Transcribe each entry below exactly. Pictures do not go in the copy.

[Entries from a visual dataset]
┏━━
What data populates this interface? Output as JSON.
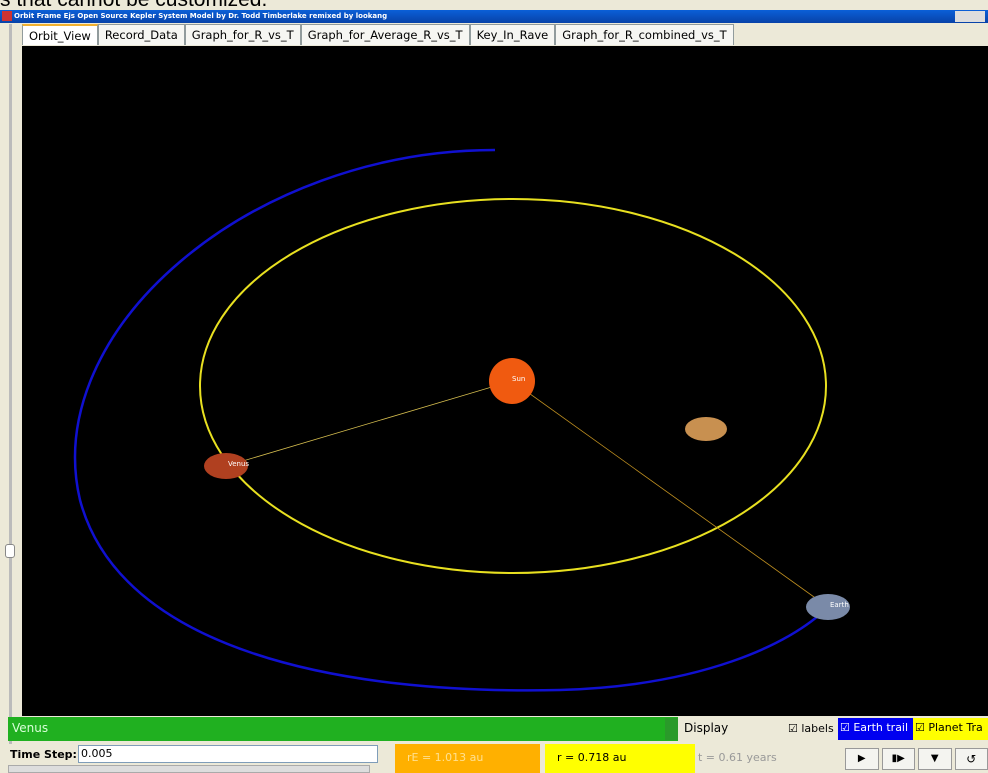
{
  "caption": "s that cannot be customized.",
  "window": {
    "title": "Orbit Frame Ejs Open Source Kepler System Model by Dr. Todd Timberlake remixed by lookang"
  },
  "tabs": [
    "Orbit_View",
    "Record_Data",
    "Graph_for_R_vs_T",
    "Graph_for_Average_R_vs_T",
    "Key_In_Rave",
    "Graph_for_R_combined_vs_T"
  ],
  "view": {
    "labels": [
      "Sun",
      "Venus",
      "Earth"
    ]
  },
  "controls": {
    "planet": "Venus",
    "display": "Display",
    "checkboxes": [
      "labels",
      "Earth trail",
      "Planet Tra"
    ],
    "time_step_label": "Time Step:",
    "time_step": "0.005",
    "rE": "rE = 1.013 au",
    "r": "r = 0.718 au",
    "t": "t = 0.61 years"
  }
}
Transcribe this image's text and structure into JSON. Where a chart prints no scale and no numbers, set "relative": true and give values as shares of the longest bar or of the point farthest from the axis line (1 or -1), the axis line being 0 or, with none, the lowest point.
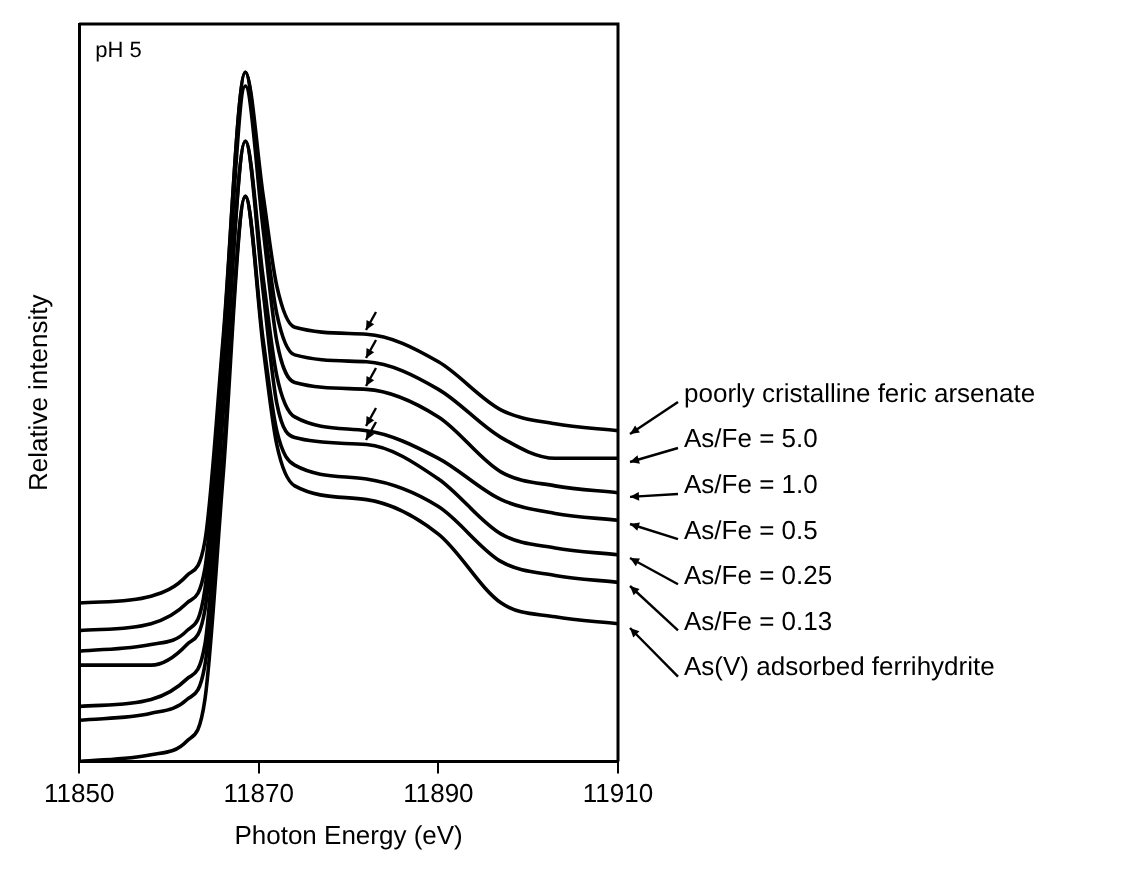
┗━━
• _Final answer_:
What data populates this interface? Output as JSON.
{
  "caption": "s that cannot be customized.",
  "window": {
    "title": "Orbit Frame Ejs Open Source Kepler System Model by Dr. Todd Timberlake remixed by lookang"
  },
  "tabs": [
    "Orbit_View",
    "Record_Data",
    "Graph_for_R_vs_T",
    "Graph_for_Average_R_vs_T",
    "Key_In_Rave",
    "Graph_for_R_combined_vs_T"
  ],
  "view": {
    "labels": [
      "Sun",
      "Venus",
      "Earth"
    ]
  },
  "controls": {
    "planet": "Venus",
    "display": "Display",
    "checkboxes": [
      "labels",
      "Earth trail",
      "Planet Tra"
    ],
    "time_step_label": "Time Step:",
    "time_step": "0.005",
    "rE": "rE = 1.013 au",
    "r": "r = 0.718 au",
    "t": "t = 0.61 years"
  }
}
Transcribe this image's text and structure into JSON. Where a chart prints no scale and no numbers, set "relative": true and give values as shares of the longest bar or of the point farthest from the axis line (1 or -1), the axis line being 0 or, with none, the lowest point.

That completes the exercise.